* start Data extract *

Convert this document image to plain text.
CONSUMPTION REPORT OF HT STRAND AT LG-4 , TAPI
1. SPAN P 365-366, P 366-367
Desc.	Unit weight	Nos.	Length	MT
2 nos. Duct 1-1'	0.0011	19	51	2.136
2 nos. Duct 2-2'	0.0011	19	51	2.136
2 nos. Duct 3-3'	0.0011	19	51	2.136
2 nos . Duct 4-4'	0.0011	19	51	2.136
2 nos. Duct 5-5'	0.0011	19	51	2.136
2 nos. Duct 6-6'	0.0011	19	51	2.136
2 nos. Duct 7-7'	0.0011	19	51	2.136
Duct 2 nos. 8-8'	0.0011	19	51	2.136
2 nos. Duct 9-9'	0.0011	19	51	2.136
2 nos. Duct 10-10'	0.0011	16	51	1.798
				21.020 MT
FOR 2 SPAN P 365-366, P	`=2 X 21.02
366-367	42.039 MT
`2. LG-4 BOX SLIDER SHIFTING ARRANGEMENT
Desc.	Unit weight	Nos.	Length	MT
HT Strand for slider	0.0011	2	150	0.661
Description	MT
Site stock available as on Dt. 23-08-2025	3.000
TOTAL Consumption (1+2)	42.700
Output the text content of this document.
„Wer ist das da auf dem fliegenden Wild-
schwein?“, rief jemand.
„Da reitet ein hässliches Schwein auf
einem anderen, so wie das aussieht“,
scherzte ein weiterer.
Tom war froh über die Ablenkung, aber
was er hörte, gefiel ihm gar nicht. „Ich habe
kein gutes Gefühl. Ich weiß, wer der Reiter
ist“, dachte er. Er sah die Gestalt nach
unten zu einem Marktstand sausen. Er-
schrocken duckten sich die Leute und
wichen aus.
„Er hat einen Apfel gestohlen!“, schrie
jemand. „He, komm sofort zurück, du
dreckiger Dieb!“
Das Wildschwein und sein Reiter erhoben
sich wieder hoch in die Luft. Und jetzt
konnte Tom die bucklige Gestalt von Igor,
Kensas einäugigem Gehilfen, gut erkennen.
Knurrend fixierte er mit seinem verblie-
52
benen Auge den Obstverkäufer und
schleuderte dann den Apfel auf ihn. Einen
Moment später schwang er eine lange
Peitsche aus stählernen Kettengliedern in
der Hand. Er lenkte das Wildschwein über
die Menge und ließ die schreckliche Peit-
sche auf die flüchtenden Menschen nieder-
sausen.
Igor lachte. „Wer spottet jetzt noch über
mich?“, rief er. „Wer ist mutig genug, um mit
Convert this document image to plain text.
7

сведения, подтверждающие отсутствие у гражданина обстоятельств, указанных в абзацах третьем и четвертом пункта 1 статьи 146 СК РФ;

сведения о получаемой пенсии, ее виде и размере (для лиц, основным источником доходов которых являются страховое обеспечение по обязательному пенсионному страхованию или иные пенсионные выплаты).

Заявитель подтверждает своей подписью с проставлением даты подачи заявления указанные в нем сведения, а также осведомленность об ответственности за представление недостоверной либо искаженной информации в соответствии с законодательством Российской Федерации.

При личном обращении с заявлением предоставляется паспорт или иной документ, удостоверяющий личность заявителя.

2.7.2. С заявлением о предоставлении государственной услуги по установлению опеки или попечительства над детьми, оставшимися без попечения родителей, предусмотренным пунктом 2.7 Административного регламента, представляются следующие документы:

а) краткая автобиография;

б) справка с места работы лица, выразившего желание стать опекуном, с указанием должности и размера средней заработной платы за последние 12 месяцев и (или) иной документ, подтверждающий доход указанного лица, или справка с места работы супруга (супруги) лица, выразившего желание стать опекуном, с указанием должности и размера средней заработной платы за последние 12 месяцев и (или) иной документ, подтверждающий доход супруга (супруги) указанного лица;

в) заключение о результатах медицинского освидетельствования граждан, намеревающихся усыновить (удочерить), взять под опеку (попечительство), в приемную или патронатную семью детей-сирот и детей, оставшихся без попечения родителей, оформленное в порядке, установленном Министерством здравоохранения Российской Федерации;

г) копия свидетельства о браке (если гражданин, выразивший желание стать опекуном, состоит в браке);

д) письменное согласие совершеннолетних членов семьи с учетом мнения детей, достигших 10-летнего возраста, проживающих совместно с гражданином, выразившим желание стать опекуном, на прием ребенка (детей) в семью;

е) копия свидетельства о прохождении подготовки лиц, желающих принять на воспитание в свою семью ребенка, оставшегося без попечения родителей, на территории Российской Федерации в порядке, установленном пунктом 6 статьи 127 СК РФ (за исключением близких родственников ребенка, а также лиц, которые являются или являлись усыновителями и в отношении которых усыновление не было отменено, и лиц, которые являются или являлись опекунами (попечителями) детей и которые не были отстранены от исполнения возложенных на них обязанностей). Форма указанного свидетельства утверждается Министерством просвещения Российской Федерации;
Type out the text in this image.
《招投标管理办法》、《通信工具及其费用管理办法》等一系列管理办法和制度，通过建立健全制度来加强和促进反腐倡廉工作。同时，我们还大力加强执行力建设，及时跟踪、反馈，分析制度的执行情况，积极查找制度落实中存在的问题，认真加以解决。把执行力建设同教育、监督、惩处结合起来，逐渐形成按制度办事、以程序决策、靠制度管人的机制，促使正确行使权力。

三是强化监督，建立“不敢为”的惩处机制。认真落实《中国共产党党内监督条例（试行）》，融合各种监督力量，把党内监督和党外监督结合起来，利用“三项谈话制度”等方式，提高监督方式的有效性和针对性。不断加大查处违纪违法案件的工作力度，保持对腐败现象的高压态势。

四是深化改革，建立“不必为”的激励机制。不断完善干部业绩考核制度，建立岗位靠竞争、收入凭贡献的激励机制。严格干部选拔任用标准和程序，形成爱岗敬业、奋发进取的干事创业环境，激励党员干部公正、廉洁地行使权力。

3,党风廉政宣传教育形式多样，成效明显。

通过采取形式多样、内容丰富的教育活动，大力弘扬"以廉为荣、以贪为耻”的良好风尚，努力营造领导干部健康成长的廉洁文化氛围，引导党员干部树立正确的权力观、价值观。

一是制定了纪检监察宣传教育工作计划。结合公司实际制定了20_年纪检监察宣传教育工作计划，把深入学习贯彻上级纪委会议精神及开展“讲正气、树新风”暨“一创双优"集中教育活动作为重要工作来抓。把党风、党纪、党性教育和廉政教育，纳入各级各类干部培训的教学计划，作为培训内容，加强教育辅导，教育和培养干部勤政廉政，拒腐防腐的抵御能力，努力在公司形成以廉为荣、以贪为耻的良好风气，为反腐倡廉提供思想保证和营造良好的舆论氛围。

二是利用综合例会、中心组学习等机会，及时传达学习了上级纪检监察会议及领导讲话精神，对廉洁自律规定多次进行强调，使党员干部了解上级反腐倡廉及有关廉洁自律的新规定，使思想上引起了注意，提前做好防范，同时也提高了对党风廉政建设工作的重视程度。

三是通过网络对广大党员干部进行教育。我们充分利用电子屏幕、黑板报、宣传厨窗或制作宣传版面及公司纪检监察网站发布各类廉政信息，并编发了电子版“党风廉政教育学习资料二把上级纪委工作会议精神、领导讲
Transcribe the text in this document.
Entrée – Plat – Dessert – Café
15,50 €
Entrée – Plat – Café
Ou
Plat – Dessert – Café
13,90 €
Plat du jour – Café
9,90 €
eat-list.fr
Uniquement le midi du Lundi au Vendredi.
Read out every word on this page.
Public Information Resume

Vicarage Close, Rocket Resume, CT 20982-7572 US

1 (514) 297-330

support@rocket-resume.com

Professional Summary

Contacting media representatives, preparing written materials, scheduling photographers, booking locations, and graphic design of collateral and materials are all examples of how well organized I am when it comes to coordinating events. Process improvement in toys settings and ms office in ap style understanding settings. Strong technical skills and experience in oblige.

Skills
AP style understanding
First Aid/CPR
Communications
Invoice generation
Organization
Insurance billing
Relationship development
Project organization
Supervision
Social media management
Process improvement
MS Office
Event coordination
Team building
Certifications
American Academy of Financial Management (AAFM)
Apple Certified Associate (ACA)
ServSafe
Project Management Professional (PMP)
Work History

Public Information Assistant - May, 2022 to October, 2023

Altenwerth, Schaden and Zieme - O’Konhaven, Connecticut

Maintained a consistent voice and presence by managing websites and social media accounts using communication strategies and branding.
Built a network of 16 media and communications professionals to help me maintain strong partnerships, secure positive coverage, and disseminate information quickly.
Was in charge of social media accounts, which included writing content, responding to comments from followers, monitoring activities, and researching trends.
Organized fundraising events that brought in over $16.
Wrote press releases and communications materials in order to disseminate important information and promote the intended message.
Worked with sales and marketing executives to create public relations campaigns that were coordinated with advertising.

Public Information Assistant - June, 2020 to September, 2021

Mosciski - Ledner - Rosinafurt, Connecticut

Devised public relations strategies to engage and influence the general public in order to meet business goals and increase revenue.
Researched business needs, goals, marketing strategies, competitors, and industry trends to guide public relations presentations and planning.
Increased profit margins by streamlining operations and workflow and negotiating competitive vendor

* end Data extract *

§ **Written task**
Pick out and copy the lines of the entries that hold the string "иной".

§ **Response for this exercise**
При личном обращении с заявлением предоставляется паспорт или иной документ, удостоверяющий личность заявителя.
б) справка с места работы лица, выразившего желание стать опекуном, с указанием должности и размера средней заработной платы за последние 12 месяцев и (или) иной документ, подтверждающий доход указанного лица, или справка с места работы супруга (супруги) лица, выразившего желание стать опекуном, с указанием должности и размера средней заработной платы за последние 12 месяцев и (или) иной документ, подтверждающий доход супруга (супруги) указанного лица;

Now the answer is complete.